───── DATA IN THIS EXERCISE ─────
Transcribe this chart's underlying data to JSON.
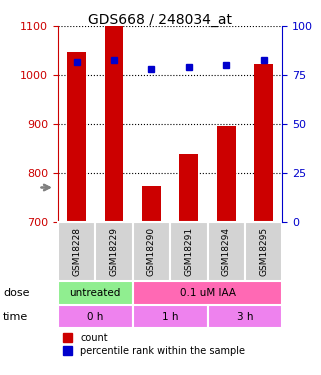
{
  "title": "GDS668 / 248034_at",
  "samples": [
    "GSM18228",
    "GSM18229",
    "GSM18290",
    "GSM18291",
    "GSM18294",
    "GSM18295"
  ],
  "count_values": [
    1047,
    1100,
    775,
    840,
    897,
    1022
  ],
  "percentile_values": [
    82,
    83,
    78,
    79,
    80,
    83
  ],
  "ylim_left": [
    700,
    1100
  ],
  "ylim_right": [
    0,
    100
  ],
  "yticks_left": [
    700,
    800,
    900,
    1000,
    1100
  ],
  "yticks_right": [
    0,
    25,
    50,
    75,
    100
  ],
  "bar_color": "#cc0000",
  "dot_color": "#0000cc",
  "grid_color": "#000000",
  "dose_labels": [
    {
      "label": "untreated",
      "span": [
        0,
        2
      ],
      "color": "#90ee90"
    },
    {
      "label": "0.1 uM IAA",
      "span": [
        2,
        6
      ],
      "color": "#ff69b4"
    }
  ],
  "time_labels": [
    {
      "label": "0 h",
      "span": [
        0,
        2
      ],
      "color": "#ee82ee"
    },
    {
      "label": "1 h",
      "span": [
        2,
        4
      ],
      "color": "#ee82ee"
    },
    {
      "label": "3 h",
      "span": [
        4,
        6
      ],
      "color": "#ee82ee"
    }
  ],
  "dose_row_label": "dose",
  "time_row_label": "time",
  "legend_count_label": "count",
  "legend_percentile_label": "percentile rank within the sample",
  "label_color_left": "#cc0000",
  "label_color_right": "#0000cc",
  "tick_color_left": "#cc0000",
  "tick_color_right": "#0000cc",
  "background_color": "#ffffff",
  "plot_bg_color": "#ffffff",
  "sample_box_color": "#d3d3d3"
}
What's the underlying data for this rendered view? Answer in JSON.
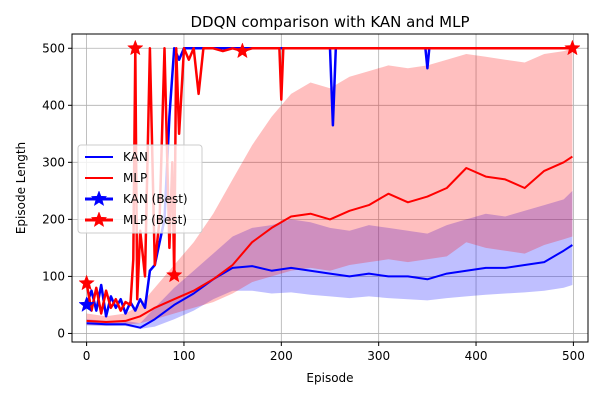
{
  "chart_data": {
    "type": "line",
    "title": "DDQN comparison with KAN and MLP",
    "xlabel": "Episode",
    "ylabel": "Episode Length",
    "xlim": [
      -15,
      515
    ],
    "ylim": [
      -15,
      525
    ],
    "xticks": [
      0,
      100,
      200,
      300,
      400,
      500
    ],
    "yticks": [
      0,
      100,
      200,
      300,
      400,
      500
    ],
    "grid": true,
    "legend_position": "center-left",
    "legend": [
      "KAN",
      "MLP",
      "KAN (Best)",
      "MLP (Best)"
    ],
    "colors": {
      "kan": "#0000ff",
      "mlp": "#ff0000"
    },
    "series": [
      {
        "name": "KAN",
        "x": [
          0,
          20,
          40,
          55,
          70,
          90,
          110,
          130,
          150,
          170,
          190,
          210,
          230,
          250,
          270,
          290,
          310,
          330,
          350,
          370,
          390,
          410,
          430,
          450,
          470,
          490,
          499
        ],
        "values": [
          18,
          16,
          16,
          10,
          25,
          50,
          70,
          95,
          115,
          118,
          110,
          115,
          110,
          105,
          100,
          105,
          100,
          100,
          95,
          105,
          110,
          115,
          115,
          120,
          125,
          145,
          155
        ],
        "band_lower": [
          14,
          13,
          13,
          8,
          12,
          25,
          40,
          60,
          75,
          75,
          70,
          72,
          68,
          65,
          62,
          65,
          62,
          60,
          58,
          62,
          65,
          68,
          70,
          72,
          75,
          80,
          85
        ],
        "band_upper": [
          25,
          22,
          22,
          18,
          45,
          80,
          110,
          140,
          170,
          185,
          190,
          200,
          195,
          185,
          180,
          190,
          185,
          180,
          175,
          190,
          200,
          210,
          205,
          215,
          225,
          235,
          250
        ]
      },
      {
        "name": "MLP",
        "x": [
          0,
          20,
          40,
          55,
          70,
          90,
          110,
          130,
          150,
          170,
          190,
          210,
          230,
          250,
          270,
          290,
          310,
          330,
          350,
          370,
          390,
          410,
          430,
          450,
          470,
          490,
          499
        ],
        "values": [
          22,
          20,
          22,
          30,
          45,
          60,
          75,
          95,
          120,
          160,
          185,
          205,
          210,
          200,
          215,
          225,
          245,
          230,
          240,
          255,
          290,
          275,
          270,
          255,
          285,
          300,
          310
        ],
        "band_lower": [
          15,
          14,
          15,
          18,
          25,
          35,
          45,
          55,
          70,
          90,
          100,
          110,
          115,
          110,
          120,
          125,
          130,
          125,
          130,
          135,
          160,
          150,
          145,
          140,
          155,
          165,
          170
        ],
        "band_upper": [
          35,
          30,
          35,
          50,
          80,
          120,
          160,
          210,
          270,
          330,
          380,
          420,
          440,
          430,
          450,
          460,
          470,
          465,
          470,
          480,
          490,
          485,
          480,
          475,
          490,
          495,
          500
        ]
      },
      {
        "name": "KAN (Best)",
        "x": [
          0,
          5,
          10,
          15,
          20,
          25,
          30,
          35,
          40,
          45,
          50,
          55,
          60,
          65,
          70,
          75,
          80,
          85,
          90,
          95,
          100,
          105,
          110,
          130,
          150,
          170,
          190,
          210,
          230,
          250,
          253,
          256,
          270,
          290,
          310,
          330,
          348,
          350,
          352,
          370,
          390,
          410,
          430,
          450,
          470,
          490,
          499
        ],
        "values": [
          50,
          75,
          40,
          85,
          30,
          65,
          45,
          60,
          35,
          55,
          40,
          60,
          45,
          110,
          120,
          160,
          200,
          380,
          500,
          480,
          500,
          500,
          500,
          500,
          500,
          500,
          500,
          500,
          500,
          500,
          365,
          500,
          500,
          500,
          500,
          500,
          500,
          465,
          500,
          500,
          500,
          500,
          500,
          500,
          500,
          500,
          500
        ]
      },
      {
        "name": "MLP (Best)",
        "x": [
          0,
          5,
          10,
          15,
          20,
          25,
          30,
          35,
          40,
          45,
          48,
          50,
          52,
          55,
          60,
          65,
          70,
          75,
          80,
          85,
          88,
          90,
          92,
          95,
          100,
          105,
          110,
          115,
          120,
          130,
          140,
          150,
          160,
          170,
          180,
          190,
          198,
          200,
          202,
          210,
          230,
          250,
          270,
          290,
          310,
          330,
          350,
          370,
          390,
          410,
          430,
          450,
          470,
          490,
          499
        ],
        "values": [
          88,
          40,
          80,
          35,
          75,
          45,
          60,
          40,
          55,
          50,
          130,
          500,
          60,
          180,
          100,
          500,
          120,
          200,
          500,
          150,
          300,
          102,
          500,
          350,
          500,
          480,
          500,
          420,
          500,
          500,
          495,
          500,
          495,
          500,
          500,
          500,
          500,
          410,
          500,
          500,
          500,
          500,
          500,
          500,
          500,
          500,
          500,
          500,
          500,
          500,
          500,
          500,
          500,
          500,
          500
        ],
        "markers": [
          [
            0,
            88
          ],
          [
            50,
            500
          ],
          [
            90,
            102
          ],
          [
            160,
            495
          ],
          [
            499,
            500
          ]
        ]
      }
    ]
  }
}
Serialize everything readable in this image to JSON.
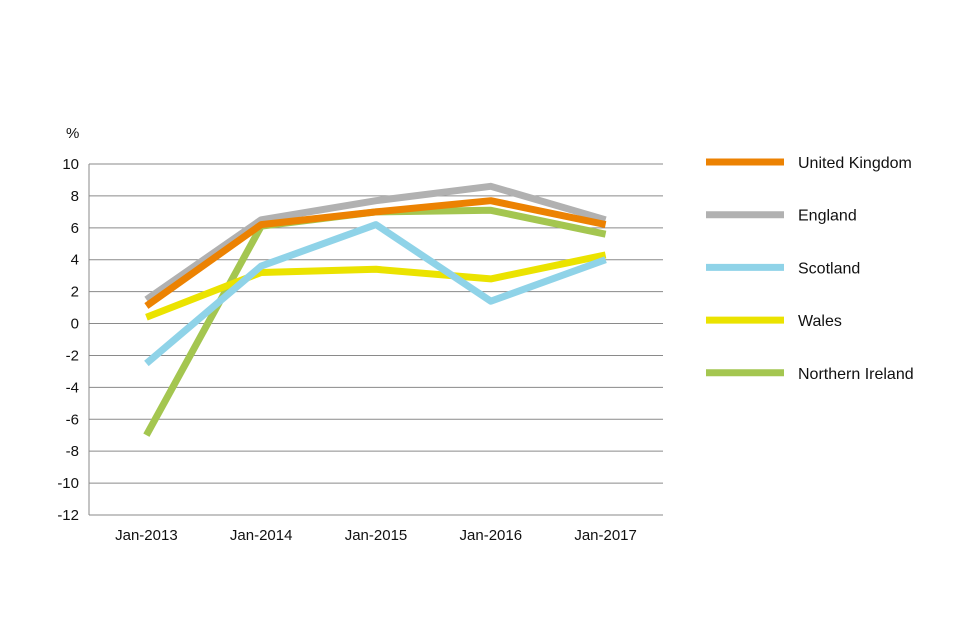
─────
_YOUR OBJECTIVE_. Output all the records, word for word, with no pictures in the copy.

_CORRECT ANSWER_.
Transcribe this chart's underlying data to JSON.
{
  "title": "GDS668 / 248034_at",
  "samples": [
    "GSM18228",
    "GSM18229",
    "GSM18290",
    "GSM18291",
    "GSM18294",
    "GSM18295"
  ],
  "count_values": [
    1047,
    1100,
    775,
    840,
    897,
    1022
  ],
  "percentile_values": [
    82,
    83,
    78,
    79,
    80,
    83
  ],
  "ylim_left": [
    700,
    1100
  ],
  "ylim_right": [
    0,
    100
  ],
  "yticks_left": [
    700,
    800,
    900,
    1000,
    1100
  ],
  "yticks_right": [
    0,
    25,
    50,
    75,
    100
  ],
  "bar_color": "#cc0000",
  "dot_color": "#0000cc",
  "grid_color": "#000000",
  "dose_labels": [
    {
      "label": "untreated",
      "span": [
        0,
        2
      ],
      "color": "#90ee90"
    },
    {
      "label": "0.1 uM IAA",
      "span": [
        2,
        6
      ],
      "color": "#ff69b4"
    }
  ],
  "time_labels": [
    {
      "label": "0 h",
      "span": [
        0,
        2
      ],
      "color": "#ee82ee"
    },
    {
      "label": "1 h",
      "span": [
        2,
        4
      ],
      "color": "#ee82ee"
    },
    {
      "label": "3 h",
      "span": [
        4,
        6
      ],
      "color": "#ee82ee"
    }
  ],
  "dose_row_label": "dose",
  "time_row_label": "time",
  "legend_count_label": "count",
  "legend_percentile_label": "percentile rank within the sample",
  "label_color_left": "#cc0000",
  "label_color_right": "#0000cc",
  "tick_color_left": "#cc0000",
  "tick_color_right": "#0000cc",
  "background_color": "#ffffff",
  "plot_bg_color": "#ffffff",
  "sample_box_color": "#d3d3d3"
}
What's the underlying data for this rendered view? Answer in JSON.
{
  "chart_data": {
    "type": "line",
    "title": "DDQN comparison with KAN and MLP",
    "xlabel": "Episode",
    "ylabel": "Episode Length",
    "xlim": [
      -15,
      515
    ],
    "ylim": [
      -15,
      525
    ],
    "xticks": [
      0,
      100,
      200,
      300,
      400,
      500
    ],
    "yticks": [
      0,
      100,
      200,
      300,
      400,
      500
    ],
    "grid": true,
    "legend_position": "center-left",
    "legend": [
      "KAN",
      "MLP",
      "KAN (Best)",
      "MLP (Best)"
    ],
    "colors": {
      "kan": "#0000ff",
      "mlp": "#ff0000"
    },
    "series": [
      {
        "name": "KAN",
        "x": [
          0,
          20,
          40,
          55,
          70,
          90,
          110,
          130,
          150,
          170,
          190,
          210,
          230,
          250,
          270,
          290,
          310,
          330,
          350,
          370,
          390,
          410,
          430,
          450,
          470,
          490,
          499
        ],
        "values": [
          18,
          16,
          16,
          10,
          25,
          50,
          70,
          95,
          115,
          118,
          110,
          115,
          110,
          105,
          100,
          105,
          100,
          100,
          95,
          105,
          110,
          115,
          115,
          120,
          125,
          145,
          155
        ],
        "band_lower": [
          14,
          13,
          13,
          8,
          12,
          25,
          40,
          60,
          75,
          75,
          70,
          72,
          68,
          65,
          62,
          65,
          62,
          60,
          58,
          62,
          65,
          68,
          70,
          72,
          75,
          80,
          85
        ],
        "band_upper": [
          25,
          22,
          22,
          18,
          45,
          80,
          110,
          140,
          170,
          185,
          190,
          200,
          195,
          185,
          180,
          190,
          185,
          180,
          175,
          190,
          200,
          210,
          205,
          215,
          225,
          235,
          250
        ]
      },
      {
        "name": "MLP",
        "x": [
          0,
          20,
          40,
          55,
          70,
          90,
          110,
          130,
          150,
          170,
          190,
          210,
          230,
          250,
          270,
          290,
          310,
          330,
          350,
          370,
          390,
          410,
          430,
          450,
          470,
          490,
          499
        ],
        "values": [
          22,
          20,
          22,
          30,
          45,
          60,
          75,
          95,
          120,
          160,
          185,
          205,
          210,
          200,
          215,
          225,
          245,
          230,
          240,
          255,
          290,
          275,
          270,
          255,
          285,
          300,
          310
        ],
        "band_lower": [
          15,
          14,
          15,
          18,
          25,
          35,
          45,
          55,
          70,
          90,
          100,
          110,
          115,
          110,
          120,
          125,
          130,
          125,
          130,
          135,
          160,
          150,
          145,
          140,
          155,
          165,
          170
        ],
        "band_upper": [
          35,
          30,
          35,
          50,
          80,
          120,
          160,
          210,
          270,
          330,
          380,
          420,
          440,
          430,
          450,
          460,
          470,
          465,
          470,
          480,
          490,
          485,
          480,
          475,
          490,
          495,
          500
        ]
      },
      {
        "name": "KAN (Best)",
        "x": [
          0,
          5,
          10,
          15,
          20,
          25,
          30,
          35,
          40,
          45,
          50,
          55,
          60,
          65,
          70,
          75,
          80,
          85,
          90,
          95,
          100,
          105,
          110,
          130,
          150,
          170,
          190,
          210,
          230,
          250,
          253,
          256,
          270,
          290,
          310,
          330,
          348,
          350,
          352,
          370,
          390,
          410,
          430,
          450,
          470,
          490,
          499
        ],
        "values": [
          50,
          75,
          40,
          85,
          30,
          65,
          45,
          60,
          35,
          55,
          40,
          60,
          45,
          110,
          120,
          160,
          200,
          380,
          500,
          480,
          500,
          500,
          500,
          500,
          500,
          500,
          500,
          500,
          500,
          500,
          365,
          500,
          500,
          500,
          500,
          500,
          500,
          465,
          500,
          500,
          500,
          500,
          500,
          500,
          500,
          500,
          500
        ]
      },
      {
        "name": "MLP (Best)",
        "x": [
          0,
          5,
          10,
          15,
          20,
          25,
          30,
          35,
          40,
          45,
          48,
          50,
          52,
          55,
          60,
          65,
          70,
          75,
          80,
          85,
          88,
          90,
          92,
          95,
          100,
          105,
          110,
          115,
          120,
          130,
          140,
          150,
          160,
          170,
          180,
          190,
          198,
          200,
          202,
          210,
          230,
          250,
          270,
          290,
          310,
          330,
          350,
          370,
          390,
          410,
          430,
          450,
          470,
          490,
          499
        ],
        "values": [
          88,
          40,
          80,
          35,
          75,
          45,
          60,
          40,
          55,
          50,
          130,
          500,
          60,
          180,
          100,
          500,
          120,
          200,
          500,
          150,
          300,
          102,
          500,
          350,
          500,
          480,
          500,
          420,
          500,
          500,
          495,
          500,
          495,
          500,
          500,
          500,
          500,
          410,
          500,
          500,
          500,
          500,
          500,
          500,
          500,
          500,
          500,
          500,
          500,
          500,
          500,
          500,
          500,
          500,
          500
        ],
        "markers": [
          [
            0,
            88
          ],
          [
            50,
            500
          ],
          [
            90,
            102
          ],
          [
            160,
            495
          ],
          [
            499,
            500
          ]
        ]
      }
    ]
  }
}
Serialize everything readable in this image to JSON.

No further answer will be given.